-- TO BE DONE --
Return the count of lines that mention "health", with no other words.

-- Start DATA FOR THIS TASK --

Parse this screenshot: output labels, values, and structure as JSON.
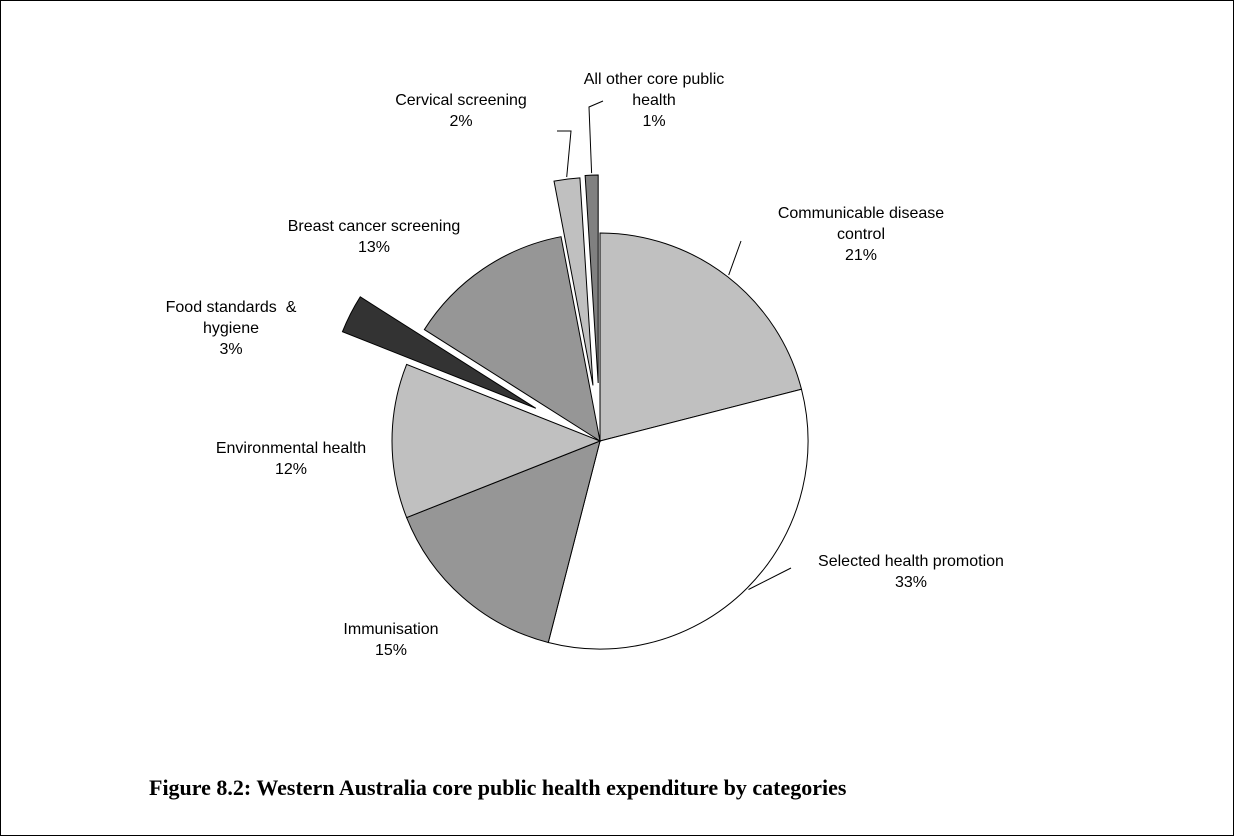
{
  "chart_data": {
    "type": "pie",
    "categories": [
      "Communicable disease control",
      "Selected health promotion",
      "Immunisation",
      "Environmental health",
      "Food standards  & hygiene",
      "Breast cancer screening",
      "Cervical screening",
      "All other core public health"
    ],
    "values": [
      21,
      33,
      15,
      12,
      3,
      13,
      2,
      1
    ],
    "value_labels": [
      "21%",
      "33%",
      "15%",
      "12%",
      "3%",
      "13%",
      "2%",
      "1%"
    ],
    "colors": [
      "#c0c0c0",
      "#ffffff",
      "#969696",
      "#c0c0c0",
      "#333333",
      "#969696",
      "#c0c0c0",
      "#808080"
    ],
    "exploded": [
      false,
      false,
      false,
      false,
      true,
      false,
      true,
      true
    ],
    "start": "12 o'clock, clockwise",
    "legend": "none (direct labels with leader lines)"
  },
  "figure": {
    "caption": "Figure 8.2: Western Australia core public health expenditure by categories"
  }
}
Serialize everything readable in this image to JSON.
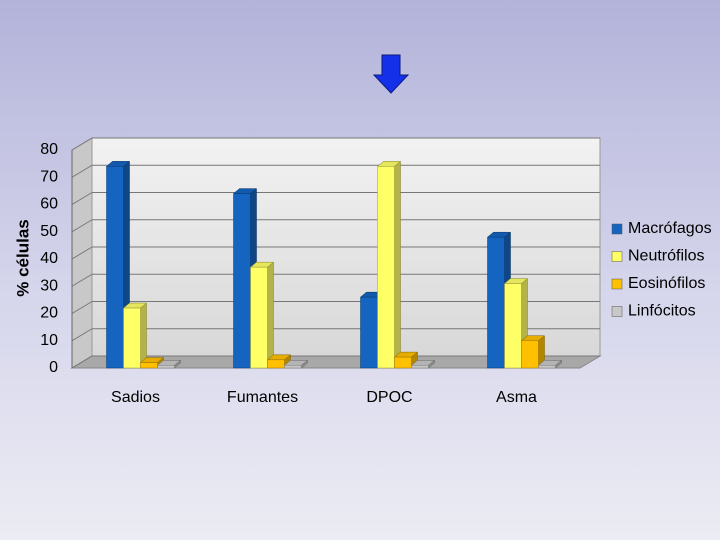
{
  "chart_data": {
    "type": "bar3d",
    "y_label": "% células",
    "categories": [
      "Sadios",
      "Fumantes",
      "DPOC",
      "Asma"
    ],
    "series": [
      {
        "name": "Macrófagos",
        "color": "#1464c0",
        "values": [
          74,
          64,
          26,
          48
        ]
      },
      {
        "name": "Neutrófilos",
        "color": "#ffff66",
        "values": [
          22,
          37,
          74,
          31
        ]
      },
      {
        "name": "Eosinófilos",
        "color": "#ffc000",
        "values": [
          2,
          3,
          4,
          10
        ]
      },
      {
        "name": "Linfócitos",
        "color": "#c8c8c8",
        "values": [
          1,
          1,
          1,
          1
        ]
      }
    ],
    "ylim": [
      0,
      80
    ],
    "yticks": [
      0,
      10,
      20,
      30,
      40,
      50,
      60,
      70,
      80
    ],
    "grid": true,
    "legend": "right"
  }
}
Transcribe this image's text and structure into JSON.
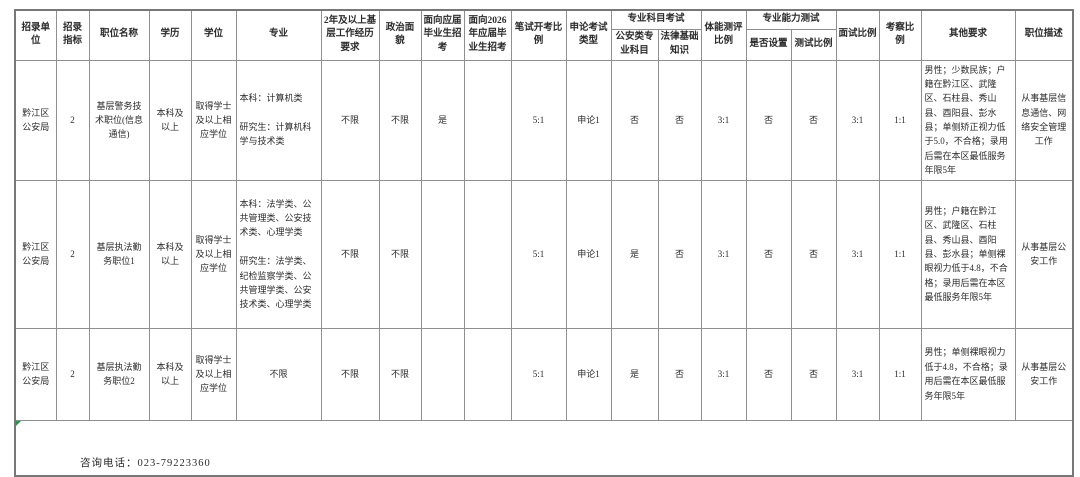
{
  "table": {
    "columns": [
      {
        "label": "招录单位"
      },
      {
        "label": "招录指标"
      },
      {
        "label": "职位名称"
      },
      {
        "label": "学历"
      },
      {
        "label": "学位"
      },
      {
        "label": "专业"
      },
      {
        "label": "2年及以上基层工作经历要求"
      },
      {
        "label": "政治面貌"
      },
      {
        "label": "面向应届毕业生招考"
      },
      {
        "label": "面向2026年应届毕业生招考"
      },
      {
        "label": "笔试开考比例"
      },
      {
        "label": "申论考试类型"
      },
      {
        "label": "专业科目考试",
        "children": [
          "公安类专业科目",
          "法律基础知识"
        ]
      },
      {
        "label": "体能测评比例"
      },
      {
        "label": "专业能力测试",
        "children": [
          "是否设置",
          "测试比例"
        ]
      },
      {
        "label": "面试比例"
      },
      {
        "label": "考察比例"
      },
      {
        "label": "其他要求"
      },
      {
        "label": "职位描述"
      }
    ],
    "rows": [
      [
        "黔江区公安局",
        "2",
        "基层警务技术职位(信息通信)",
        "本科及以上",
        "取得学士及以上相应学位",
        "本科：计算机类\n\n研究生：计算机科学与技术类",
        "不限",
        "不限",
        "是",
        "",
        "5:1",
        "申论1",
        "否",
        "否",
        "3:1",
        "否",
        "否",
        "3:1",
        "1:1",
        "男性；少数民族；户籍在黔江区、武隆区、石柱县、秀山县、酉阳县、彭水县；单侧矫正视力低于5.0，不合格；录用后需在本区最低服务年限5年",
        "从事基层信息通信、网络安全管理工作"
      ],
      [
        "黔江区公安局",
        "2",
        "基层执法勤务职位1",
        "本科及以上",
        "取得学士及以上相应学位",
        "本科：法学类、公共管理类、公安技术类、心理学类\n\n研究生：法学类、纪检监察学类、公共管理学类、公安技术类、心理学类",
        "不限",
        "不限",
        "",
        "",
        "5:1",
        "申论1",
        "是",
        "否",
        "3:1",
        "否",
        "否",
        "3:1",
        "1:1",
        "男性；户籍在黔江区、武隆区、石柱县、秀山县、酉阳县、彭水县；单侧裸眼视力低于4.8，不合格；录用后需在本区最低服务年限5年",
        "从事基层公安工作"
      ],
      [
        "黔江区公安局",
        "2",
        "基层执法勤务职位2",
        "本科及以上",
        "取得学士及以上相应学位",
        "不限",
        "不限",
        "不限",
        "",
        "",
        "5:1",
        "申论1",
        "是",
        "否",
        "3:1",
        "否",
        "否",
        "3:1",
        "1:1",
        "男性；单侧裸眼视力低于4.8，不合格；录用后需在本区最低服务年限5年",
        "从事基层公安工作"
      ]
    ],
    "footer": {
      "label": "咨询电话：023-79223360"
    }
  }
}
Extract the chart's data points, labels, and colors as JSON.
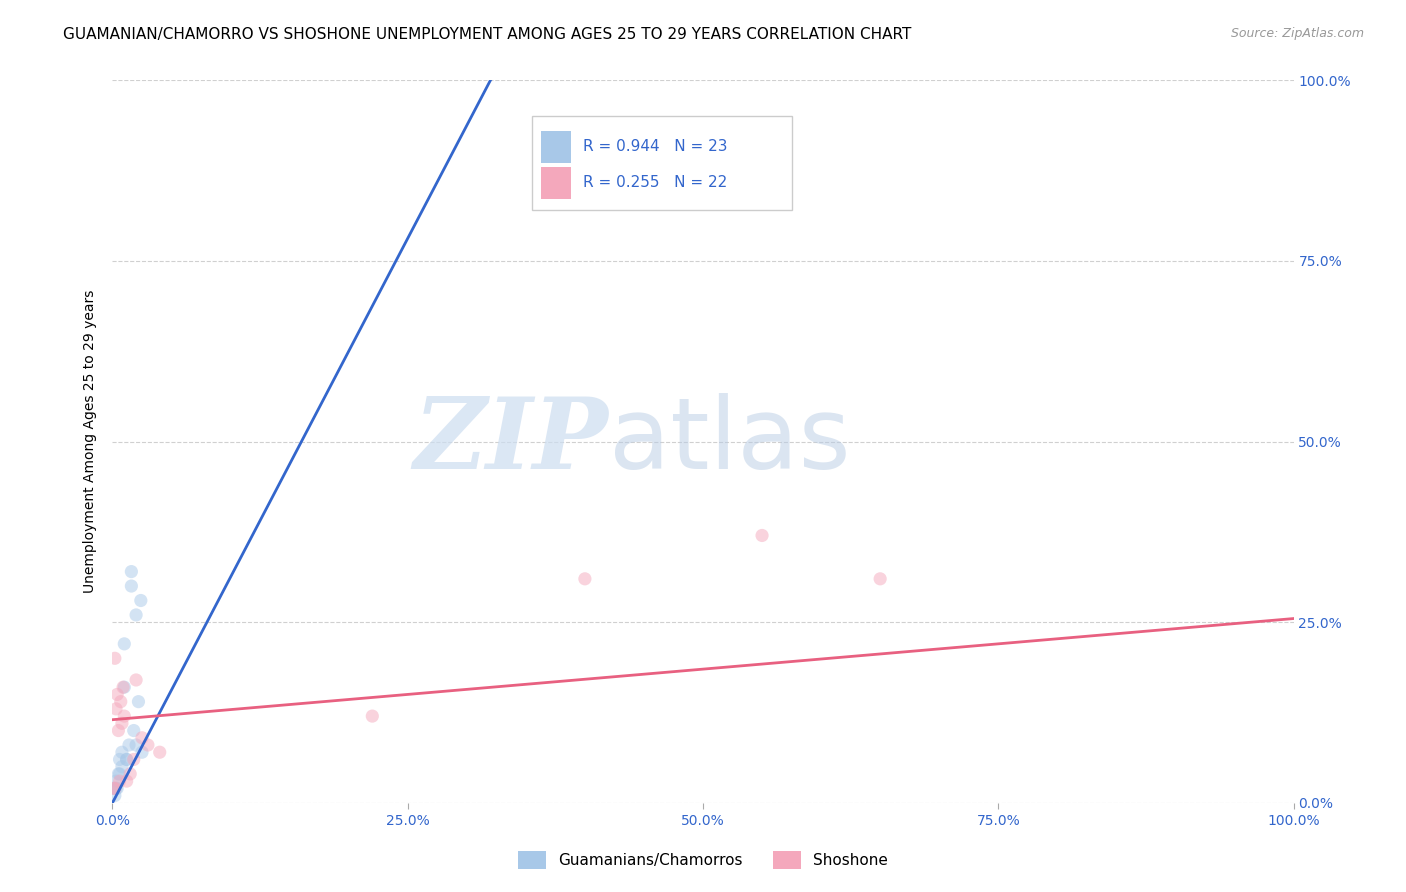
{
  "title": "GUAMANIAN/CHAMORRO VS SHOSHONE UNEMPLOYMENT AMONG AGES 25 TO 29 YEARS CORRELATION CHART",
  "source": "Source: ZipAtlas.com",
  "ylabel": "Unemployment Among Ages 25 to 29 years",
  "watermark_zip": "ZIP",
  "watermark_atlas": "atlas",
  "xlim": [
    0.0,
    1.0
  ],
  "ylim": [
    0.0,
    1.0
  ],
  "x_tick_labels": [
    "0.0%",
    "25.0%",
    "50.0%",
    "75.0%",
    "100.0%"
  ],
  "x_tick_positions": [
    0.0,
    0.25,
    0.5,
    0.75,
    1.0
  ],
  "y_tick_labels_right": [
    "100.0%",
    "75.0%",
    "50.0%",
    "25.0%",
    "0.0%"
  ],
  "y_tick_positions_right": [
    1.0,
    0.75,
    0.5,
    0.25,
    0.0
  ],
  "blue_R": "0.944",
  "blue_N": "23",
  "pink_R": "0.255",
  "pink_N": "22",
  "blue_color": "#a8c8e8",
  "pink_color": "#f4a8bc",
  "blue_line_color": "#3366cc",
  "pink_line_color": "#e86080",
  "legend_label_blue": "Guamanians/Chamorros",
  "legend_label_pink": "Shoshone",
  "blue_scatter_x": [
    0.001,
    0.003,
    0.005,
    0.006,
    0.008,
    0.01,
    0.012,
    0.014,
    0.016,
    0.018,
    0.02,
    0.022,
    0.024,
    0.002,
    0.004,
    0.006,
    0.008,
    0.01,
    0.012,
    0.016,
    0.02,
    0.025,
    0.003
  ],
  "blue_scatter_y": [
    0.02,
    0.03,
    0.04,
    0.06,
    0.05,
    0.22,
    0.06,
    0.08,
    0.3,
    0.1,
    0.26,
    0.14,
    0.28,
    0.01,
    0.02,
    0.04,
    0.07,
    0.16,
    0.06,
    0.32,
    0.08,
    0.07,
    0.02
  ],
  "pink_scatter_x": [
    0.001,
    0.002,
    0.003,
    0.004,
    0.005,
    0.006,
    0.007,
    0.008,
    0.009,
    0.01,
    0.012,
    0.015,
    0.018,
    0.02,
    0.025,
    0.03,
    0.04,
    0.55,
    0.65,
    0.4,
    0.22,
    0.002
  ],
  "pink_scatter_y": [
    0.02,
    0.02,
    0.13,
    0.15,
    0.1,
    0.03,
    0.14,
    0.11,
    0.16,
    0.12,
    0.03,
    0.04,
    0.06,
    0.17,
    0.09,
    0.08,
    0.07,
    0.37,
    0.31,
    0.31,
    0.12,
    0.2
  ],
  "blue_line_x": [
    0.0,
    0.32
  ],
  "blue_line_y": [
    0.0,
    1.0
  ],
  "pink_line_x": [
    0.0,
    1.0
  ],
  "pink_line_y": [
    0.115,
    0.255
  ],
  "background_color": "#ffffff",
  "grid_color": "#d0d0d0",
  "title_fontsize": 11,
  "axis_label_fontsize": 10,
  "tick_fontsize": 10,
  "scatter_size": 90,
  "scatter_alpha": 0.5,
  "tick_color": "#3366cc"
}
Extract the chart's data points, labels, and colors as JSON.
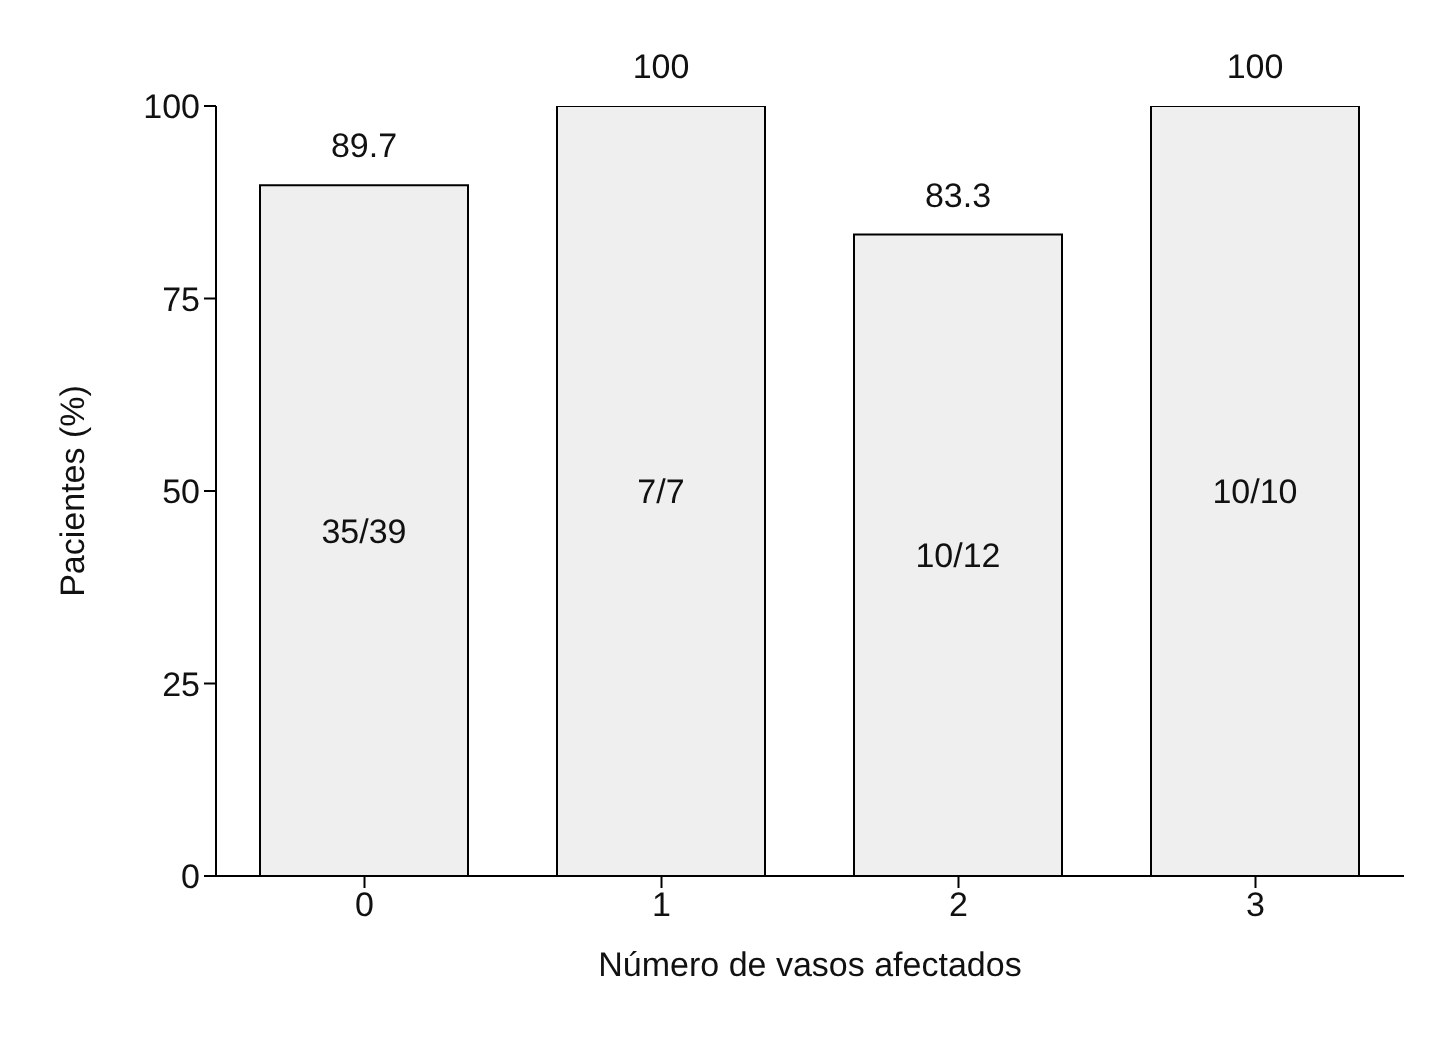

-- End DATA FOR THIS TASK --

-- TASK OUTPUT --
4